#### 任务说明:
把下面清单中的所有行转换成一个 JSON 字符串列表，每行对应一个字符串，空行略去。

#### 待处理清单:
===============

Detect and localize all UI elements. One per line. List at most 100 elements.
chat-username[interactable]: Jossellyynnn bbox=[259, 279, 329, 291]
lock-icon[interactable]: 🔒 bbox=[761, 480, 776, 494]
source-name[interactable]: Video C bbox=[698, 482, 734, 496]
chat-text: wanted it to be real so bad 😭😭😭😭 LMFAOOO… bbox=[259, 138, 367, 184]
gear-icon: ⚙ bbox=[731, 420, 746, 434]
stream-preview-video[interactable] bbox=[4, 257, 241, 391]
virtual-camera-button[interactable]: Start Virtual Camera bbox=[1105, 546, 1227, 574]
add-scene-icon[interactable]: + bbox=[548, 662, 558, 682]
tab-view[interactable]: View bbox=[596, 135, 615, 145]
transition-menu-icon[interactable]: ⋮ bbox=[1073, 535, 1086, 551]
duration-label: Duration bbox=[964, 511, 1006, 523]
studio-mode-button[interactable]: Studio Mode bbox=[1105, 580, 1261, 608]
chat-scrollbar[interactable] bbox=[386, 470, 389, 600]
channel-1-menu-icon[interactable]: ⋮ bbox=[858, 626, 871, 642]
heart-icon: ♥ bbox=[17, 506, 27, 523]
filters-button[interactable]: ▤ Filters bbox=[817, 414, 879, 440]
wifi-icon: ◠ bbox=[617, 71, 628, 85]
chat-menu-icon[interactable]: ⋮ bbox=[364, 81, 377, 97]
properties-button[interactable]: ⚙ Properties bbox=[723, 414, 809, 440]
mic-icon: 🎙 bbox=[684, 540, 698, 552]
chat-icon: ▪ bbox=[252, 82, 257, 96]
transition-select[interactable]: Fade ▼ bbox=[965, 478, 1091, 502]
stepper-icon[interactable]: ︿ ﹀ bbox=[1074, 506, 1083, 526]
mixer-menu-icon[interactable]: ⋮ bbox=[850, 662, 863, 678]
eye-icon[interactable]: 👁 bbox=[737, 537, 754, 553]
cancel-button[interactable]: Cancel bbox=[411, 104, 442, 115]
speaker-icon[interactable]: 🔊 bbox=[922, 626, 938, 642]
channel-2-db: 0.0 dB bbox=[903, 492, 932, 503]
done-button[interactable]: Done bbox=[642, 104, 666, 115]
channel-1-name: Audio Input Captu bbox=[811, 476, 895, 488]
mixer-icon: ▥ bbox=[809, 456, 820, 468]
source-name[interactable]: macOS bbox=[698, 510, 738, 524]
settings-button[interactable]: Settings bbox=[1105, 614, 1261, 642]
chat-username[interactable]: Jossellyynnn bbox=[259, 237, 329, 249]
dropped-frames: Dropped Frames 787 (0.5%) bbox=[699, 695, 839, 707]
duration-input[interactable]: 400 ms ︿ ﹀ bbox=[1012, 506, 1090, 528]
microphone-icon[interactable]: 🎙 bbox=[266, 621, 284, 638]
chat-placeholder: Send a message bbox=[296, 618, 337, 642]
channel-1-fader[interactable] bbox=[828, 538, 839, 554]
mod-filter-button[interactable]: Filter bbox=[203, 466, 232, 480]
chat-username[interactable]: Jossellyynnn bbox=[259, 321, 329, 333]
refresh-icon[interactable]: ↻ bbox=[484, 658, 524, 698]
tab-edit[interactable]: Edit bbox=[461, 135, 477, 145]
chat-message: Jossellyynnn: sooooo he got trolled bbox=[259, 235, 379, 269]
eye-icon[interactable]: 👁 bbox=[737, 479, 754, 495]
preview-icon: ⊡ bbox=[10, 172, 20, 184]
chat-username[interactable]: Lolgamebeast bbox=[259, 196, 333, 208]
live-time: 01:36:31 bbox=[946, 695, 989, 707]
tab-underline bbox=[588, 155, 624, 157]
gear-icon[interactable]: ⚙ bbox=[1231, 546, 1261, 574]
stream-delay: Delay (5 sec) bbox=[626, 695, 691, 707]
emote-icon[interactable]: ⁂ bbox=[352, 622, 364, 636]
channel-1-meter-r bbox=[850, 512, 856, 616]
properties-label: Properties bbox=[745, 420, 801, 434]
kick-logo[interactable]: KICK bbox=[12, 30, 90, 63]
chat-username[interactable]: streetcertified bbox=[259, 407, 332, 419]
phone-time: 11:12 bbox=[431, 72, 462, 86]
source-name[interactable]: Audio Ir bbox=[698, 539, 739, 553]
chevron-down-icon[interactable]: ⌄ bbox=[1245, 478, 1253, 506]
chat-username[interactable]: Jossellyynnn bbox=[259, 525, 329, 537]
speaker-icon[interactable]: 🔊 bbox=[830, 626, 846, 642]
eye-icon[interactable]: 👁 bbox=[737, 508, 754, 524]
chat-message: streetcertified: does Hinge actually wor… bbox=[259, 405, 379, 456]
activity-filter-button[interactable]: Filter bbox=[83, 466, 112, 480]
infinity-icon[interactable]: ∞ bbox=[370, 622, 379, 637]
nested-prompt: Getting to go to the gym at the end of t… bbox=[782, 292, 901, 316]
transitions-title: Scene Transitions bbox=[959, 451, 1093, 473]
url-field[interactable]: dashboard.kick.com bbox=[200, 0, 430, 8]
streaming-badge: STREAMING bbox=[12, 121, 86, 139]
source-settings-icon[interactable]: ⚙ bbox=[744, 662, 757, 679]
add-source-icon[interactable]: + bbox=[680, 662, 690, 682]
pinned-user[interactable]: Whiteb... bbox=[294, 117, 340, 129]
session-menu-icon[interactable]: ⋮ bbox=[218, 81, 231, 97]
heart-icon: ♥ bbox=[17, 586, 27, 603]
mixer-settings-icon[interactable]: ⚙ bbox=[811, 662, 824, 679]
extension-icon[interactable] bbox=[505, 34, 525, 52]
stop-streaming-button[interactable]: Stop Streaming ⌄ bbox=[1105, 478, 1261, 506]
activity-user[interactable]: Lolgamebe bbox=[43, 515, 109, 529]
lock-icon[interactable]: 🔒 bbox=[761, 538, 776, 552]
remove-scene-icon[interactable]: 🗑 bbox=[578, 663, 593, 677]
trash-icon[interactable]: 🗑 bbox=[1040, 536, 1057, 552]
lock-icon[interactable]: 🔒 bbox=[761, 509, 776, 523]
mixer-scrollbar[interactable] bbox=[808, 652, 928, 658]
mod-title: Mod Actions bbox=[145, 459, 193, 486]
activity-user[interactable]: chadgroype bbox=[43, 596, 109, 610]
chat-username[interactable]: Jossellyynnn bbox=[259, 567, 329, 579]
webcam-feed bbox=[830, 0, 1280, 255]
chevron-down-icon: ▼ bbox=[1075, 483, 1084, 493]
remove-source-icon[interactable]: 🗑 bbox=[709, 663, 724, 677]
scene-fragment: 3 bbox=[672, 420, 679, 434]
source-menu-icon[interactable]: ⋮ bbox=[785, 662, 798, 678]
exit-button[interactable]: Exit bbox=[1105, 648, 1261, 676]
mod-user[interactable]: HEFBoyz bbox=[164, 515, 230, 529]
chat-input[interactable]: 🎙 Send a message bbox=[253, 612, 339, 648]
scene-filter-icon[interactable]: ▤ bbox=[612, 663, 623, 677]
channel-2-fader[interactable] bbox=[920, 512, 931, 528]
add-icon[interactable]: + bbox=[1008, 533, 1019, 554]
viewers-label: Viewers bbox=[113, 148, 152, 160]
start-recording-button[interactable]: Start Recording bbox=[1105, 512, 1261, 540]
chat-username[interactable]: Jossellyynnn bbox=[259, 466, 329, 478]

===============

#### 参考答案:
[
  "Detect and localize all UI elements. One per line. List at most 100 elements.",
  "chat-username[interactable]: Jossellyynnn bbox=[259, 279, 329, 291]",
  "lock-icon[interactable]: 🔒 bbox=[761, 480, 776, 494]",
  "source-name[interactable]: Video C bbox=[698, 482, 734, 496]",
  "chat-text: wanted it to be real so bad 😭😭😭😭 LMFAOOO… bbox=[259, 138, 367, 184]",
  "gear-icon: ⚙ bbox=[731, 420, 746, 434]",
  "stream-preview-video[interactable] bbox=[4, 257, 241, 391]",
  "virtual-camera-button[interactable]: Start Virtual Camera bbox=[1105, 546, 1227, 574]",
  "add-scene-icon[interactable]: + bbox=[548, 662, 558, 682]",
  "tab-view[interactable]: View bbox=[596, 135, 615, 145]",
  "transition-menu-icon[interactable]: ⋮ bbox=[1073, 535, 1086, 551]",
  "duration-label: Duration bbox=[964, 511, 1006, 523]",
  "studio-mode-button[interactable]: Studio Mode bbox=[1105, 580, 1261, 608]",
  "chat-scrollbar[interactable] bbox=[386, 470, 389, 600]",
  "channel-1-menu-icon[interactable]: ⋮ bbox=[858, 626, 871, 642]",
  "heart-icon: ♥ bbox=[17, 506, 27, 523]",
  "filters-button[interactable]: ▤ Filters bbox=[817, 414, 879, 440]",
  "wifi-icon: ◠ bbox=[617, 71, 628, 85]",
  "chat-menu-icon[interactable]: ⋮ bbox=[364, 81, 377, 97]",
  "properties-button[interactable]: ⚙ Properties bbox=[723, 414, 809, 440]",
  "mic-icon: 🎙 bbox=[684, 540, 698, 552]",
  "chat-icon: ▪ bbox=[252, 82, 257, 96]",
  "transition-select[interactable]: Fade ▼ bbox=[965, 478, 1091, 502]",
  "stepper-icon[interactable]: ︿ ﹀ bbox=[1074, 506, 1083, 526]",
  "mixer-menu-icon[interactable]: ⋮ bbox=[850, 662, 863, 678]",
  "eye-icon[interactable]: 👁 bbox=[737, 537, 754, 553]",
  "cancel-button[interactable]: Cancel bbox=[411, 104, 442, 115]",
  "speaker-icon[interactable]: 🔊 bbox=[922, 626, 938, 642]",
  "channel-2-db: 0.0 dB bbox=[903, 492, 932, 503]",
  "done-button[interactable]: Done bbox=[642, 104, 666, 115]",
  "channel-1-name: Audio Input Captu bbox=[811, 476, 895, 488]",
  "mixer-icon: ▥ bbox=[809, 456, 820, 468]",
  "source-name[interactable]: macOS bbox=[698, 510, 738, 524]",
  "settings-button[interactable]: Settings bbox=[1105, 614, 1261, 642]",
  "chat-username[interactable]: Jossellyynnn bbox=[259, 237, 329, 249]",
  "dropped-frames: Dropped Frames 787 (0.5%) bbox=[699, 695, 839, 707]",
  "duration-input[interactable]: 400 ms ︿ ﹀ bbox=[1012, 506, 1090, 528]",
  "microphone-icon[interactable]: 🎙 bbox=[266, 621, 284, 638]",
  "chat-placeholder: Send a message bbox=[296, 618, 337, 642]",
  "channel-1-fader[interactable] bbox=[828, 538, 839, 554]",
  "mod-filter-button[interactable]: Filter bbox=[203, 466, 232, 480]",
  "chat-username[interactable]: Jossellyynnn bbox=[259, 321, 329, 333]",
  "refresh-icon[interactable]: ↻ bbox=[484, 658, 524, 698]",
  "tab-edit[interactable]: Edit bbox=[461, 135, 477, 145]",
  "chat-message: Jossellyynnn: sooooo he got trolled bbox=[259, 235, 379, 269]",
  "eye-icon[interactable]: 👁 bbox=[737, 479, 754, 495]",
  "preview-icon: ⊡ bbox=[10, 172, 20, 184]",
  "chat-username[interactable]: Lolgamebeast bbox=[259, 196, 333, 208]",
  "live-time: 01:36:31 bbox=[946, 695, 989, 707]",
  "tab-underline bbox=[588, 155, 624, 157]",
  "gear-icon[interactable]: ⚙ bbox=[1231, 546, 1261, 574]",
  "stream-delay: Delay (5 sec) bbox=[626, 695, 691, 707]",
  "emote-icon[interactable]: ⁂ bbox=[352, 622, 364, 636]",
  "channel-1-meter-r bbox=[850, 512, 856, 616]",
  "properties-label: Properties bbox=[745, 420, 801, 434]",
  "kick-logo[interactable]: KICK bbox=[12, 30, 90, 63]",
  "chat-username[interactable]: streetcertified bbox=[259, 407, 332, 419]",
  "phone-time: 11:12 bbox=[431, 72, 462, 86]",
  "source-name[interactable]: Audio Ir bbox=[698, 539, 739, 553]",
  "chevron-down-icon[interactable]: ⌄ bbox=[1245, 478, 1253, 506]",
  "chat-username[interactable]: Jossellyynnn bbox=[259, 525, 329, 537]",
  "speaker-icon[interactable]: 🔊 bbox=[830, 626, 846, 642]",
  "eye-icon[interactable]: 👁 bbox=[737, 508, 754, 524]",
  "chat-message: streetcertified: does Hinge actually wor… bbox=[259, 405, 379, 456]",
  "activity-filter-button[interactable]: Filter bbox=[83, 466, 112, 480]",
  "infinity-icon[interactable]: ∞ bbox=[370, 622, 379, 637]",
  "nested-prompt: Getting to go to the gym at the end of t… bbox=[782, 292, 901, 316]",
  "transitions-title: Scene Transitions bbox=[959, 451, 1093, 473]",
  "url-field[interactable]: dashboard.kick.com bbox=[200, 0, 430, 8]",
  "streaming-badge: STREAMING bbox=[12, 121, 86, 139]",
  "source-settings-icon[interactable]: ⚙ bbox=[744, 662, 757, 679]",
  "add-source-icon[interactable]: + bbox=[680, 662, 690, 682]",
  "pinned-user[interactable]: Whiteb... bbox=[294, 117, 340, 129]",
  "session-menu-icon[interactable]: ⋮ bbox=[218, 81, 231, 97]",
  "heart-icon: ♥ bbox=[17, 586, 27, 603]",
  "mixer-settings-icon[interactable]: ⚙ bbox=[811, 662, 824, 679]",
  "extension-icon[interactable] bbox=[505, 34, 525, 52]",
  "stop-streaming-button[interactable]: Stop Streaming ⌄ bbox=[1105, 478, 1261, 506]",
  "activity-user[interactable]: Lolgamebe bbox=[43, 515, 109, 529]",
  "lock-icon[interactable]: 🔒 bbox=[761, 538, 776, 552]",
  "remove-scene-icon[interactable]: 🗑 bbox=[578, 663, 593, 677]",
  "trash-icon[interactable]: 🗑 bbox=[1040, 536, 1057, 552]",
  "lock-icon[interactable]: 🔒 bbox=[761, 509, 776, 523]",
  "mixer-scrollbar[interactable] bbox=[808, 652, 928, 658]",
  "mod-title: Mod Actions bbox=[145, 459, 193, 486]",
  "activity-user[interactable]: chadgroype bbox=[43, 596, 109, 610]",
  "chat-username[interactable]: Jossellyynnn bbox=[259, 567, 329, 579]",
  "webcam-feed bbox=[830, 0, 1280, 255]",
  "chevron-down-icon: ▼ bbox=[1075, 483, 1084, 493]",
  "remove-source-icon[interactable]: 🗑 bbox=[709, 663, 724, 677]",
  "scene-fragment: 3 bbox=[672, 420, 679, 434]",
  "source-menu-icon[interactable]: ⋮ bbox=[785, 662, 798, 678]",
  "exit-button[interactable]: Exit bbox=[1105, 648, 1261, 676]",
  "mod-user[interactable]: HEFBoyz bbox=[164, 515, 230, 529]",
  "chat-input[interactable]: 🎙 Send a message bbox=[253, 612, 339, 648]",
  "scene-filter-icon[interactable]: ▤ bbox=[612, 663, 623, 677]",
  "channel-2-fader[interactable] bbox=[920, 512, 931, 528]",
  "add-icon[interactable]: + bbox=[1008, 533, 1019, 554]",
  "viewers-label: Viewers bbox=[113, 148, 152, 160]",
  "start-recording-button[interactable]: Start Recording bbox=[1105, 512, 1261, 540]",
  "chat-username[interactable]: Jossellyynnn bbox=[259, 466, 329, 478]"
]